Task to complete:
In the records below, tally every line containing "author". Report only the total.

Available records:
[BEGIN]

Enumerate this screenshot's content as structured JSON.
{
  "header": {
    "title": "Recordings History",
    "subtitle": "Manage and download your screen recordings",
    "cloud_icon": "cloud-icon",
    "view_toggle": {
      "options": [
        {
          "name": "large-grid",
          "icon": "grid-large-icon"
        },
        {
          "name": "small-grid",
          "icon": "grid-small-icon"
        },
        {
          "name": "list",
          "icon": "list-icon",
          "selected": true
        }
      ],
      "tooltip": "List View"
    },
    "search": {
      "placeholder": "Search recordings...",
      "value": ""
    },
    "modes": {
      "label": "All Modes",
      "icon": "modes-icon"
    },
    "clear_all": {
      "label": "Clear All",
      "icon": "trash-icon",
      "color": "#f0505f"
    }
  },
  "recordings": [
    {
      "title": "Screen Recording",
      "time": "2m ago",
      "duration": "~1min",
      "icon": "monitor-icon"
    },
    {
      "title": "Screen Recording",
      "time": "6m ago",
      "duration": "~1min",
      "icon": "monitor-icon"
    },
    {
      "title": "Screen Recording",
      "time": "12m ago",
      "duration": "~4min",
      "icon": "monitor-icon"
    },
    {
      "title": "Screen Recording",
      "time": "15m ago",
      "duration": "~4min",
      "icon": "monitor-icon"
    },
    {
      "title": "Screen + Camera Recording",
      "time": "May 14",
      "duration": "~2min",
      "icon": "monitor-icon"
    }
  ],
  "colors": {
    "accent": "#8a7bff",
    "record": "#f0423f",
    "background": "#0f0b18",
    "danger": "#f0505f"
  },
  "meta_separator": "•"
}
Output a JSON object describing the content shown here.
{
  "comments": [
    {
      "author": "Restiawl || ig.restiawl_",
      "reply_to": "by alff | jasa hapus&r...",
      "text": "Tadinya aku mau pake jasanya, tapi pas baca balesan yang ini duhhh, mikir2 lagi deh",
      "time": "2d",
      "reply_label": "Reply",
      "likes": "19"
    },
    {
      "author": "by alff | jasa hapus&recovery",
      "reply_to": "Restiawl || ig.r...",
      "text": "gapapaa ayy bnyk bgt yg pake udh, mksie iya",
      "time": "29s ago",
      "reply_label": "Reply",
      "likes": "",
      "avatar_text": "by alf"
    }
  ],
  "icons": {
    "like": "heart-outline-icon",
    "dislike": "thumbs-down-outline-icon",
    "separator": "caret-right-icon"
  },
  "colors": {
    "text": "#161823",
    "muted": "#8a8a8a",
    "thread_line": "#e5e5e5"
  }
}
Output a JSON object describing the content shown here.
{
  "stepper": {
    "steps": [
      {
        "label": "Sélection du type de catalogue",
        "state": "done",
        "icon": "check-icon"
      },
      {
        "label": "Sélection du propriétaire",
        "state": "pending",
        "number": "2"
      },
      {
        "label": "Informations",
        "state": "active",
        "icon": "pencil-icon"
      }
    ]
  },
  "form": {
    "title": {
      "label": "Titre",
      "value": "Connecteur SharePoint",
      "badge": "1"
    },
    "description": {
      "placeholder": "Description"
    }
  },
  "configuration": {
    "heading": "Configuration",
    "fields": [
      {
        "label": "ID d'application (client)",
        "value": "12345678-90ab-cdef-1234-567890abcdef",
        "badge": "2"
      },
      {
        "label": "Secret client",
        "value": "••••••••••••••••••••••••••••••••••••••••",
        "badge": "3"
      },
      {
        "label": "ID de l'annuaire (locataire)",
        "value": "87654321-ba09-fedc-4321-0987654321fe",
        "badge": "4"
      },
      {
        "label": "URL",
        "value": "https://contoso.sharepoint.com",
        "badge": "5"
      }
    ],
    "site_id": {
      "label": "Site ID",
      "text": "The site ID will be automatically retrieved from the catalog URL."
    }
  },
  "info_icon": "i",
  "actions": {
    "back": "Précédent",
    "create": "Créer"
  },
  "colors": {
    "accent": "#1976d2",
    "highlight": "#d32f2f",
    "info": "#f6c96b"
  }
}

[END]

Answer to this exercise:
2